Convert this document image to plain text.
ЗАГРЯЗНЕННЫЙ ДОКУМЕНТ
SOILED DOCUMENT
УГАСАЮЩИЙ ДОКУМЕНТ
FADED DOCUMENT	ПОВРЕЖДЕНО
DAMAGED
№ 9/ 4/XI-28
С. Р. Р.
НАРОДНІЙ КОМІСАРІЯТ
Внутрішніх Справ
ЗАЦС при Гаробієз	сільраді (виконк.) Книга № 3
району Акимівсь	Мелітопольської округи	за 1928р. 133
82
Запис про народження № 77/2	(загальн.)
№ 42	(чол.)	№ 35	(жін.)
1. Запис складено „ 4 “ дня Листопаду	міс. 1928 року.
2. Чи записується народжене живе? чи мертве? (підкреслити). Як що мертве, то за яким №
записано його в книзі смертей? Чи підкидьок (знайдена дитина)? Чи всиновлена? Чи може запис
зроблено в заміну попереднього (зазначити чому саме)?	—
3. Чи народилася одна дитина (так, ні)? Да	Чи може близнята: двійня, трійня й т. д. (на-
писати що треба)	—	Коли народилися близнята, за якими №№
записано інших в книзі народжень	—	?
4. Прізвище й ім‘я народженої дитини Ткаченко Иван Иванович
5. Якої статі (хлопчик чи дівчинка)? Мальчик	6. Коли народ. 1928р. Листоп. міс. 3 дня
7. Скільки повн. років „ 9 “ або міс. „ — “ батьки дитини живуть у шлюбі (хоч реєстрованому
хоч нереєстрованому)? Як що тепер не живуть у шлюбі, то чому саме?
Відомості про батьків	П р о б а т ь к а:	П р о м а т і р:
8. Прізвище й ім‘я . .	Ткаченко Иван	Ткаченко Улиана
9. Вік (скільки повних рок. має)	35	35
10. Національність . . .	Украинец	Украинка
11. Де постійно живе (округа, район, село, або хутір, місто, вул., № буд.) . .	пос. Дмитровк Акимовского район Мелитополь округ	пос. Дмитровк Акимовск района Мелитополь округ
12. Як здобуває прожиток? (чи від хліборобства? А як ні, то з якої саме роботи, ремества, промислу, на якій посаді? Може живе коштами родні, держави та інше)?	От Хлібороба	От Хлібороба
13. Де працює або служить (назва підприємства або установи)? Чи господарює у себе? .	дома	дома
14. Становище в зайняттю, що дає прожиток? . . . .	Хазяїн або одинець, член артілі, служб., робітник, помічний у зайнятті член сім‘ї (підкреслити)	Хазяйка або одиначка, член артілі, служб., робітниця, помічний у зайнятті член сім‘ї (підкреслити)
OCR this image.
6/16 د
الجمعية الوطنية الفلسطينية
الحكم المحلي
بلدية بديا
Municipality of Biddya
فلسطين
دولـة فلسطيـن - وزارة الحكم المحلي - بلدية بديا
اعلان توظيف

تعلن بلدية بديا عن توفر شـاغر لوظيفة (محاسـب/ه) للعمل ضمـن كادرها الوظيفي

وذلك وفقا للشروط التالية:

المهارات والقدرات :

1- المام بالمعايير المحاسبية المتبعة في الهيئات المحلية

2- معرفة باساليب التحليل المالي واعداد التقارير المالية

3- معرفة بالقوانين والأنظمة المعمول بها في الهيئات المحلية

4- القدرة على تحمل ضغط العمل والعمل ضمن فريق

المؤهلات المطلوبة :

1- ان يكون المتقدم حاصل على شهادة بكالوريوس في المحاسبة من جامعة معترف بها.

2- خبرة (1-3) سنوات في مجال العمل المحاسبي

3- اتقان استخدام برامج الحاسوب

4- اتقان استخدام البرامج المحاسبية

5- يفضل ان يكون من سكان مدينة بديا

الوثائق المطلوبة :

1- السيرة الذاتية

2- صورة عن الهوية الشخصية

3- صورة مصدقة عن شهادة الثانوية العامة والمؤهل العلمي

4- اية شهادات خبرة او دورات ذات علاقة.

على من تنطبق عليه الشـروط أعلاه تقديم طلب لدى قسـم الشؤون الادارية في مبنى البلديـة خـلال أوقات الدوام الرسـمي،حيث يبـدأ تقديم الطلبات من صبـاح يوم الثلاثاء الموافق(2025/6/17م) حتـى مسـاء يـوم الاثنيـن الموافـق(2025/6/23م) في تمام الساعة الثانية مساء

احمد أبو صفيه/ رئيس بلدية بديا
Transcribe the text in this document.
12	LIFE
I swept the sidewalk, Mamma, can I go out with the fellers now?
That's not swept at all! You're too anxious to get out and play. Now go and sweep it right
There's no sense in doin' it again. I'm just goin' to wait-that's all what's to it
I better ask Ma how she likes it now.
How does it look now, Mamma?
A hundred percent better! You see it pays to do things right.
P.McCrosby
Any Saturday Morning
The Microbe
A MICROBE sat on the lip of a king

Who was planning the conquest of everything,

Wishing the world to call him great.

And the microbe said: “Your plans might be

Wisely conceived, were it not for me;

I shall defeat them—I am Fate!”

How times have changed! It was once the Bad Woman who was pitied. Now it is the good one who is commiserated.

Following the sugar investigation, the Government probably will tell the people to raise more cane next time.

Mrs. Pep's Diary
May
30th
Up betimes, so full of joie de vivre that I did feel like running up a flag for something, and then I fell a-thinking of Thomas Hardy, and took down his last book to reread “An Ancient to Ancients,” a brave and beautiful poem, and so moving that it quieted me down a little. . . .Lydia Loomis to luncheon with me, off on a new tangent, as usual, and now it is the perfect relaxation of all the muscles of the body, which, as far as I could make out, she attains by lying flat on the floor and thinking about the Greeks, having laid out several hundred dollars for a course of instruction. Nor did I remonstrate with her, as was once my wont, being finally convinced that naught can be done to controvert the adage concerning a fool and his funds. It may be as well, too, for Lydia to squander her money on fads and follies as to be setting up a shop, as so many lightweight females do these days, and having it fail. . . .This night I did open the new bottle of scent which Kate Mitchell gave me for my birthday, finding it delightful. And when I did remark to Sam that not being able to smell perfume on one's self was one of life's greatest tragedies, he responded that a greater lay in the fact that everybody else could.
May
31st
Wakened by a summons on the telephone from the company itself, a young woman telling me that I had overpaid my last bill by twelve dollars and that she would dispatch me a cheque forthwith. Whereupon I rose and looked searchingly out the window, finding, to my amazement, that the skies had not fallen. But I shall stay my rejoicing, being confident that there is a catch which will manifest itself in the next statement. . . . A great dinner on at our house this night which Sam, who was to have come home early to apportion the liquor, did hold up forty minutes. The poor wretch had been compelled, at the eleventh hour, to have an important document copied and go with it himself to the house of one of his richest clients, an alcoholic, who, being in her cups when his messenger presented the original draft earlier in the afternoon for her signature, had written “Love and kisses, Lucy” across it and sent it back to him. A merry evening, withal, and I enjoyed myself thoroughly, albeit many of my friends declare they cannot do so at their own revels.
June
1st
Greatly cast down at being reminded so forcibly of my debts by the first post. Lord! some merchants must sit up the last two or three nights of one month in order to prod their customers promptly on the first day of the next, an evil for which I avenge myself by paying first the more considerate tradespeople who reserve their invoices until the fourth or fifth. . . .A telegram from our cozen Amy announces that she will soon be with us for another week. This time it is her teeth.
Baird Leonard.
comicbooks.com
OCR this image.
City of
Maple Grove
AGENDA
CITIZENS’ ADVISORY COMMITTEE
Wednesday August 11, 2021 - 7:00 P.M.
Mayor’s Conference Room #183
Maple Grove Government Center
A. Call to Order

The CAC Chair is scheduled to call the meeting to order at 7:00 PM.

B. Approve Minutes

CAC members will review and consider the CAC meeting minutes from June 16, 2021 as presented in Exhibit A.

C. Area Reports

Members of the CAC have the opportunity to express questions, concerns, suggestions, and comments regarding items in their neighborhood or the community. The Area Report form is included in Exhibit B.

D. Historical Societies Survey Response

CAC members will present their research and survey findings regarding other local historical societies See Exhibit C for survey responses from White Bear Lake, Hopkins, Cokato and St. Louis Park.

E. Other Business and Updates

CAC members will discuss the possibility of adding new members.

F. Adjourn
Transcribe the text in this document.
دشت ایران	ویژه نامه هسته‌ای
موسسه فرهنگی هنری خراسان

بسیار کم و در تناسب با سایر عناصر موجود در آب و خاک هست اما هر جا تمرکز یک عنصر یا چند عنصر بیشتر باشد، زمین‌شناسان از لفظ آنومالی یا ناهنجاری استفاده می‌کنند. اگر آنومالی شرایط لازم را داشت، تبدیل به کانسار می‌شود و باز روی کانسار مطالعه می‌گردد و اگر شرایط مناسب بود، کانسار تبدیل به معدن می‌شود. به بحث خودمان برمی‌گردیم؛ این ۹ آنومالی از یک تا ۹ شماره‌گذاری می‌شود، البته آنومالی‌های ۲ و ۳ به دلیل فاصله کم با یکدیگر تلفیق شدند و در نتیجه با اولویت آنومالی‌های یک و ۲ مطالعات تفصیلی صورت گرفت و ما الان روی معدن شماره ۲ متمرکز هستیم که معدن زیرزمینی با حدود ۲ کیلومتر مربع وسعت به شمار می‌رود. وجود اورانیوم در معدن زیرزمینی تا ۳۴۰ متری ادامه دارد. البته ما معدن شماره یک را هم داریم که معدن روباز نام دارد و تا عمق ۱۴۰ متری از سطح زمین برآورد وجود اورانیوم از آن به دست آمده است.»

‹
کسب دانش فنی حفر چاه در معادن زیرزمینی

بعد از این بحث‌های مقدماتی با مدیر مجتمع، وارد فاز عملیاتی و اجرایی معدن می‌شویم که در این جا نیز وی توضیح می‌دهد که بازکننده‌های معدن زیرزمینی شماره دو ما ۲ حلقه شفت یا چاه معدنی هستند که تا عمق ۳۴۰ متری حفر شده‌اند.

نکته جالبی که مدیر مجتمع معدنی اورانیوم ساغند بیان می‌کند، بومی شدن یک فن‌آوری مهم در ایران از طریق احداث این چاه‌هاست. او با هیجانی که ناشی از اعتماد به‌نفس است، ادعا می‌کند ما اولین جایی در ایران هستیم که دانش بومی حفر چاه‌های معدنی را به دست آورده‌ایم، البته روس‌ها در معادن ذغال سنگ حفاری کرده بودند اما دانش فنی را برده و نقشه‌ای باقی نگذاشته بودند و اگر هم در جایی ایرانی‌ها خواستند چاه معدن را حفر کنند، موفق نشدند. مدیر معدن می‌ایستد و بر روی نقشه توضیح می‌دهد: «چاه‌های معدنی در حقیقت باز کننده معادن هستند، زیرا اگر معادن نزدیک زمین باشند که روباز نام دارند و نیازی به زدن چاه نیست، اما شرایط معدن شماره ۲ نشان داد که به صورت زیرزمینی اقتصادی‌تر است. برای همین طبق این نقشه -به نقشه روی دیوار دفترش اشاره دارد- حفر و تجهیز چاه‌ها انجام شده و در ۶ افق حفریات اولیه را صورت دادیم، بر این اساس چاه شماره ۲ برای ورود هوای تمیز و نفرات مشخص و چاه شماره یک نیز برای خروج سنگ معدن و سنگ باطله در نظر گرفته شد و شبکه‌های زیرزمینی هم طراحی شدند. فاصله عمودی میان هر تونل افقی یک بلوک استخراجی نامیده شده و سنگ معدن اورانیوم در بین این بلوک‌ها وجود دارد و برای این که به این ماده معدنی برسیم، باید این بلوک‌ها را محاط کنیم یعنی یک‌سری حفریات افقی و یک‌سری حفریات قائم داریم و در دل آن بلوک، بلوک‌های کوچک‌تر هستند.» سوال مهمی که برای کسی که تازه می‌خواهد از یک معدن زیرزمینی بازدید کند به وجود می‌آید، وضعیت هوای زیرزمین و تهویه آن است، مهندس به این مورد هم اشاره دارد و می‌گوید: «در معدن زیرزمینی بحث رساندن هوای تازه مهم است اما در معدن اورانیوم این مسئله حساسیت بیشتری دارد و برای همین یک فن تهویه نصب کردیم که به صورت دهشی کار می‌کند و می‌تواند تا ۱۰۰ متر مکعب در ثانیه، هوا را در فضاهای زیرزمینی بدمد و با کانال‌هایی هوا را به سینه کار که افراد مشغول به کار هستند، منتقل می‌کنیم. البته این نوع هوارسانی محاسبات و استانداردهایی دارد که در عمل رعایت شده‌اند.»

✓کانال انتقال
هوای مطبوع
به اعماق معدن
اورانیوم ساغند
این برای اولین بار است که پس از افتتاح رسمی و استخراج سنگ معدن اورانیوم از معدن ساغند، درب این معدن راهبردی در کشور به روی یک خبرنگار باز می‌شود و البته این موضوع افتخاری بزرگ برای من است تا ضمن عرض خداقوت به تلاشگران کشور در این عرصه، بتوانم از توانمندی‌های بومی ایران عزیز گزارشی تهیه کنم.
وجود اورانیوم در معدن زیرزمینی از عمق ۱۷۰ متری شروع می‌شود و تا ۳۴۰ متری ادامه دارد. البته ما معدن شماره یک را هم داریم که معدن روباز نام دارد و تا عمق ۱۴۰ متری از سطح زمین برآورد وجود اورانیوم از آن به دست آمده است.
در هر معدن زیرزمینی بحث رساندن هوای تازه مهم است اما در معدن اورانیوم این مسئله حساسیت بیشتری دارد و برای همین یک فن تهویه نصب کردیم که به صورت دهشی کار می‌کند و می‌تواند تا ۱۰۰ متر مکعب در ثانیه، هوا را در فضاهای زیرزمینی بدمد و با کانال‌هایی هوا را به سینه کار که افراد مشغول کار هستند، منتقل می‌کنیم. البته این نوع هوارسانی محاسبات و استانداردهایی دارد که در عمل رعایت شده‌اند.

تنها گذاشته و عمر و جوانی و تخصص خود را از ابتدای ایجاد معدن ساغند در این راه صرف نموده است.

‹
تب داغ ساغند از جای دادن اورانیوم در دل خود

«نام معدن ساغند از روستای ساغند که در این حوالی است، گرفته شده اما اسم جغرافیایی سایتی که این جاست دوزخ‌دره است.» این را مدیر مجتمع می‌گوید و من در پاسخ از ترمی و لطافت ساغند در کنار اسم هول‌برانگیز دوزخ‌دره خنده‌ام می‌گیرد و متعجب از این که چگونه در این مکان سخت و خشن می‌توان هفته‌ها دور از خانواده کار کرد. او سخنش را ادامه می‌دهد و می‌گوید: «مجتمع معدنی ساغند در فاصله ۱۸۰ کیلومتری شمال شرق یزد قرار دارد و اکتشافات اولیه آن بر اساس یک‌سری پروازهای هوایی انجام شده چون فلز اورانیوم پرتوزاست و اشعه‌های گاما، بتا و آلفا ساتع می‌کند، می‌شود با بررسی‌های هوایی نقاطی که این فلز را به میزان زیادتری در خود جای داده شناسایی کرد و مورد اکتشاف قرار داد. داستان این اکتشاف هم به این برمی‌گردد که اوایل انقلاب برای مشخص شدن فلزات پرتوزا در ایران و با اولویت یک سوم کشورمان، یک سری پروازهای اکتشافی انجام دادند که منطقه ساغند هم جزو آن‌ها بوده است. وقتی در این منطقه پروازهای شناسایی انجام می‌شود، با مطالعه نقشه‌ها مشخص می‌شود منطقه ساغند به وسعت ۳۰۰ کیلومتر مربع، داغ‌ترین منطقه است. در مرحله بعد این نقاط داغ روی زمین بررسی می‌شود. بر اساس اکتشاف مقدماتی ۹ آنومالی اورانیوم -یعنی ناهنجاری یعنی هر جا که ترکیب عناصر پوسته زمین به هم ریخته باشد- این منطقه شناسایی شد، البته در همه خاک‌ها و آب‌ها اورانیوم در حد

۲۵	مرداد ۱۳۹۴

WHAT THIS TASK INVOLVES: Show every line of the listing in which the string "بديا" can be found.

EXPECTED ANSWER:
بلدية بديا
دولـة فلسطيـن - وزارة الحكم المحلي - بلدية بديا
تعلن بلدية بديا عن توفر شـاغر لوظيفة (محاسـب/ه) للعمل ضمـن كادرها الوظيفي
5- يفضل ان يكون من سكان مدينة بديا
احمد أبو صفيه/ رئيس بلدية بديا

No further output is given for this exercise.